--- BEGIN ---

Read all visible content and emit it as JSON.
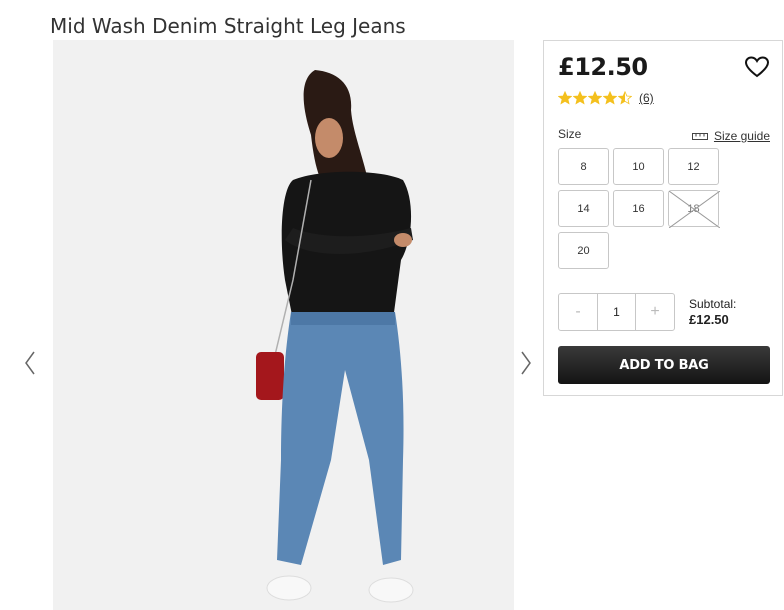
{
  "product": {
    "title": "Mid Wash Denim Straight Leg Jeans",
    "image_alt": "model wearing mid wash denim straight leg jeans"
  },
  "gallery": {
    "prev_icon": "chevron-left-icon",
    "next_icon": "chevron-right-icon"
  },
  "buy_box": {
    "price": "£12.50",
    "wishlist_icon": "heart-outline-icon",
    "rating": {
      "value": 4.5,
      "max": 5,
      "review_count": "(6)",
      "star_color": "#f4c01e"
    },
    "size_label": "Size",
    "size_guide_label": "Size guide",
    "size_guide_icon": "ruler-icon",
    "sizes": [
      {
        "label": "8",
        "available": true
      },
      {
        "label": "10",
        "available": true
      },
      {
        "label": "12",
        "available": true
      },
      {
        "label": "14",
        "available": true
      },
      {
        "label": "16",
        "available": true
      },
      {
        "label": "18",
        "available": false
      },
      {
        "label": "20",
        "available": true
      }
    ],
    "quantity": {
      "minus": "-",
      "value": "1",
      "plus": "+"
    },
    "subtotal_label": "Subtotal:",
    "subtotal_value": "£12.50",
    "add_to_bag_label": "ADD TO BAG",
    "button_color": "#222222"
  }
}
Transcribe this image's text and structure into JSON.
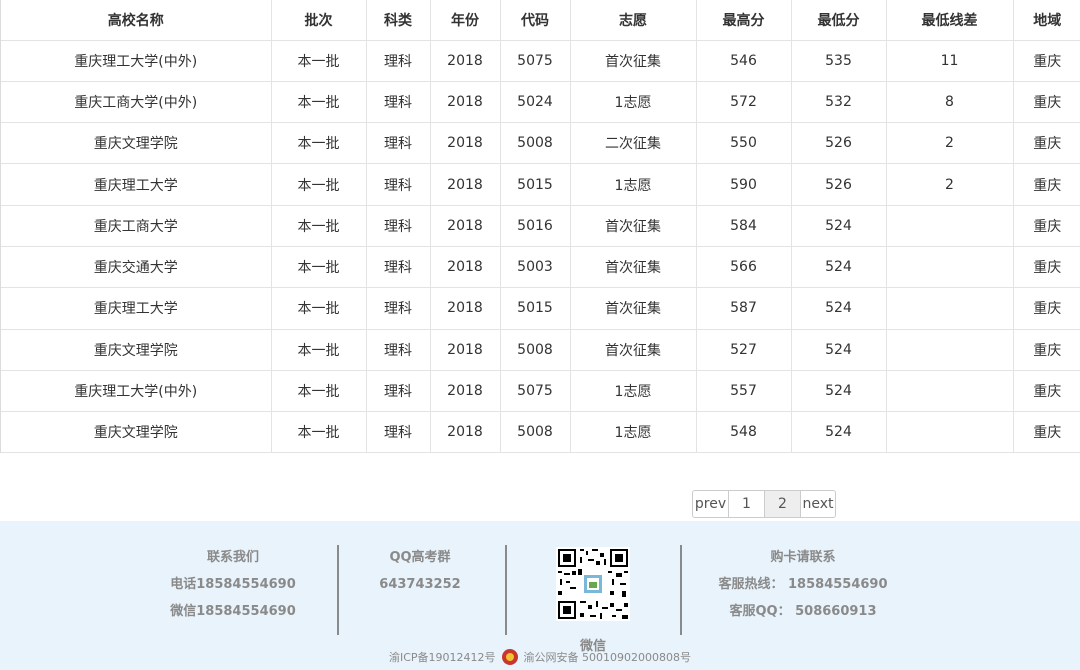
{
  "table": {
    "headers": [
      "高校名称",
      "批次",
      "科类",
      "年份",
      "代码",
      "志愿",
      "最高分",
      "最低分",
      "最低线差",
      "地域"
    ],
    "rows": [
      [
        "重庆理工大学(中外)",
        "本一批",
        "理科",
        "2018",
        "5075",
        "首次征集",
        "546",
        "535",
        "11",
        "重庆"
      ],
      [
        "重庆工商大学(中外)",
        "本一批",
        "理科",
        "2018",
        "5024",
        "1志愿",
        "572",
        "532",
        "8",
        "重庆"
      ],
      [
        "重庆文理学院",
        "本一批",
        "理科",
        "2018",
        "5008",
        "二次征集",
        "550",
        "526",
        "2",
        "重庆"
      ],
      [
        "重庆理工大学",
        "本一批",
        "理科",
        "2018",
        "5015",
        "1志愿",
        "590",
        "526",
        "2",
        "重庆"
      ],
      [
        "重庆工商大学",
        "本一批",
        "理科",
        "2018",
        "5016",
        "首次征集",
        "584",
        "524",
        "",
        "重庆"
      ],
      [
        "重庆交通大学",
        "本一批",
        "理科",
        "2018",
        "5003",
        "首次征集",
        "566",
        "524",
        "",
        "重庆"
      ],
      [
        "重庆理工大学",
        "本一批",
        "理科",
        "2018",
        "5015",
        "首次征集",
        "587",
        "524",
        "",
        "重庆"
      ],
      [
        "重庆文理学院",
        "本一批",
        "理科",
        "2018",
        "5008",
        "首次征集",
        "527",
        "524",
        "",
        "重庆"
      ],
      [
        "重庆理工大学(中外)",
        "本一批",
        "理科",
        "2018",
        "5075",
        "1志愿",
        "557",
        "524",
        "",
        "重庆"
      ],
      [
        "重庆文理学院",
        "本一批",
        "理科",
        "2018",
        "5008",
        "1志愿",
        "548",
        "524",
        "",
        "重庆"
      ]
    ]
  },
  "pager": {
    "prev": "prev",
    "pages": [
      "1",
      "2"
    ],
    "current": "2",
    "next": "next"
  },
  "footer": {
    "contact": {
      "title": "联系我们",
      "phone": "电话18584554690",
      "wechat": "微信18584554690"
    },
    "qq_group": {
      "title": "QQ高考群",
      "number": "643743252"
    },
    "qr": {
      "caption": "微信",
      "icon": "qr-code-icon"
    },
    "card": {
      "title": "购卡请联系",
      "hotline": "客服热线： 18584554690",
      "qq": "客服QQ： 508660913"
    },
    "icp": "渝ICP备19012412号",
    "police": "渝公网安备 50010902000808号"
  }
}
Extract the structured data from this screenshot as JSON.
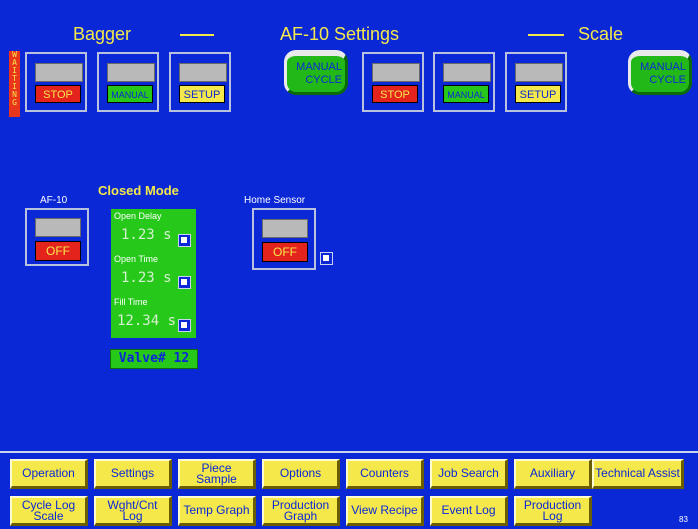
{
  "header": {
    "left_title": "Bagger",
    "center_title": "AF-10 Settings",
    "right_title": "Scale"
  },
  "status": {
    "waiting_label": "WAITING"
  },
  "bagger_controls": {
    "stop": "STOP",
    "manual": "MANUAL",
    "setup": "SETUP",
    "manual_cycle": "MANUAL CYCLE"
  },
  "scale_controls": {
    "stop": "STOP",
    "manual": "MANUAL",
    "setup": "SETUP",
    "manual_cycle": "MANUAL CYCLE"
  },
  "af10": {
    "label": "AF-10",
    "state": "OFF"
  },
  "closed_mode": {
    "title": "Closed Mode",
    "open_delay": {
      "label": "Open Delay",
      "value": "1.23 s"
    },
    "open_time": {
      "label": "Open Time",
      "value": "1.23 s"
    },
    "fill_time": {
      "label": "Fill Time",
      "value": "12.34 s"
    },
    "valve": "Valve# 12"
  },
  "home_sensor": {
    "label": "Home Sensor",
    "state": "OFF"
  },
  "nav_row1": [
    "Operation",
    "Settings",
    "Piece Sample",
    "Options",
    "Counters",
    "Job Search",
    "Auxiliary",
    "Technical Assist"
  ],
  "nav_row2": [
    "Cycle Log Scale",
    "Wght/Cnt Log",
    "Temp Graph",
    "Production Graph",
    "View Recipe",
    "Event Log",
    "Production Log"
  ],
  "screen_number": "83",
  "colors": {
    "background": "#0a28d6",
    "accent_yellow": "#f5e84a",
    "green": "#26c91a",
    "red": "#e4231c"
  }
}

--- END ---

Return the records exactly. Don't carry the pictures over.

Read all visible content and emit it as JSON.
{
  "product": {
    "title": "Mid Wash Denim Straight Leg Jeans",
    "image_alt": "model wearing mid wash denim straight leg jeans"
  },
  "gallery": {
    "prev_icon": "chevron-left-icon",
    "next_icon": "chevron-right-icon"
  },
  "buy_box": {
    "price": "£12.50",
    "wishlist_icon": "heart-outline-icon",
    "rating": {
      "value": 4.5,
      "max": 5,
      "review_count": "(6)",
      "star_color": "#f4c01e"
    },
    "size_label": "Size",
    "size_guide_label": "Size guide",
    "size_guide_icon": "ruler-icon",
    "sizes": [
      {
        "label": "8",
        "available": true
      },
      {
        "label": "10",
        "available": true
      },
      {
        "label": "12",
        "available": true
      },
      {
        "label": "14",
        "available": true
      },
      {
        "label": "16",
        "available": true
      },
      {
        "label": "18",
        "available": false
      },
      {
        "label": "20",
        "available": true
      }
    ],
    "quantity": {
      "minus": "-",
      "value": "1",
      "plus": "+"
    },
    "subtotal_label": "Subtotal:",
    "subtotal_value": "£12.50",
    "add_to_bag_label": "ADD TO BAG",
    "button_color": "#222222"
  }
}
Transcribe this image's text and structure into JSON.
{
  "table": {
    "headers": [
      "高校名称",
      "批次",
      "科类",
      "年份",
      "代码",
      "志愿",
      "最高分",
      "最低分",
      "最低线差",
      "地域"
    ],
    "rows": [
      [
        "重庆理工大学(中外)",
        "本一批",
        "理科",
        "2018",
        "5075",
        "首次征集",
        "546",
        "535",
        "11",
        "重庆"
      ],
      [
        "重庆工商大学(中外)",
        "本一批",
        "理科",
        "2018",
        "5024",
        "1志愿",
        "572",
        "532",
        "8",
        "重庆"
      ],
      [
        "重庆文理学院",
        "本一批",
        "理科",
        "2018",
        "5008",
        "二次征集",
        "550",
        "526",
        "2",
        "重庆"
      ],
      [
        "重庆理工大学",
        "本一批",
        "理科",
        "2018",
        "5015",
        "1志愿",
        "590",
        "526",
        "2",
        "重庆"
      ],
      [
        "重庆工商大学",
        "本一批",
        "理科",
        "2018",
        "5016",
        "首次征集",
        "584",
        "524",
        "",
        "重庆"
      ],
      [
        "重庆交通大学",
        "本一批",
        "理科",
        "2018",
        "5003",
        "首次征集",
        "566",
        "524",
        "",
        "重庆"
      ],
      [
        "重庆理工大学",
        "本一批",
        "理科",
        "2018",
        "5015",
        "首次征集",
        "587",
        "524",
        "",
        "重庆"
      ],
      [
        "重庆文理学院",
        "本一批",
        "理科",
        "2018",
        "5008",
        "首次征集",
        "527",
        "524",
        "",
        "重庆"
      ],
      [
        "重庆理工大学(中外)",
        "本一批",
        "理科",
        "2018",
        "5075",
        "1志愿",
        "557",
        "524",
        "",
        "重庆"
      ],
      [
        "重庆文理学院",
        "本一批",
        "理科",
        "2018",
        "5008",
        "1志愿",
        "548",
        "524",
        "",
        "重庆"
      ]
    ]
  },
  "pager": {
    "prev": "prev",
    "pages": [
      "1",
      "2"
    ],
    "current": "2",
    "next": "next"
  },
  "footer": {
    "contact": {
      "title": "联系我们",
      "phone": "电话18584554690",
      "wechat": "微信18584554690"
    },
    "qq_group": {
      "title": "QQ高考群",
      "number": "643743252"
    },
    "qr": {
      "caption": "微信",
      "icon": "qr-code-icon"
    },
    "card": {
      "title": "购卡请联系",
      "hotline": "客服热线： 18584554690",
      "qq": "客服QQ： 508660913"
    },
    "icp": "渝ICP备19012412号",
    "police": "渝公网安备 50010902000808号"
  }
}
Extract the structured data from this screenshot as JSON.
{
  "header": {
    "left_title": "Bagger",
    "center_title": "AF-10 Settings",
    "right_title": "Scale"
  },
  "status": {
    "waiting_label": "WAITING"
  },
  "bagger_controls": {
    "stop": "STOP",
    "manual": "MANUAL",
    "setup": "SETUP",
    "manual_cycle": "MANUAL CYCLE"
  },
  "scale_controls": {
    "stop": "STOP",
    "manual": "MANUAL",
    "setup": "SETUP",
    "manual_cycle": "MANUAL CYCLE"
  },
  "af10": {
    "label": "AF-10",
    "state": "OFF"
  },
  "closed_mode": {
    "title": "Closed Mode",
    "open_delay": {
      "label": "Open Delay",
      "value": "1.23 s"
    },
    "open_time": {
      "label": "Open Time",
      "value": "1.23 s"
    },
    "fill_time": {
      "label": "Fill Time",
      "value": "12.34 s"
    },
    "valve": "Valve# 12"
  },
  "home_sensor": {
    "label": "Home Sensor",
    "state": "OFF"
  },
  "nav_row1": [
    "Operation",
    "Settings",
    "Piece Sample",
    "Options",
    "Counters",
    "Job Search",
    "Auxiliary",
    "Technical Assist"
  ],
  "nav_row2": [
    "Cycle Log Scale",
    "Wght/Cnt Log",
    "Temp Graph",
    "Production Graph",
    "View Recipe",
    "Event Log",
    "Production Log"
  ],
  "screen_number": "83",
  "colors": {
    "background": "#0a28d6",
    "accent_yellow": "#f5e84a",
    "green": "#26c91a",
    "red": "#e4231c"
  }
}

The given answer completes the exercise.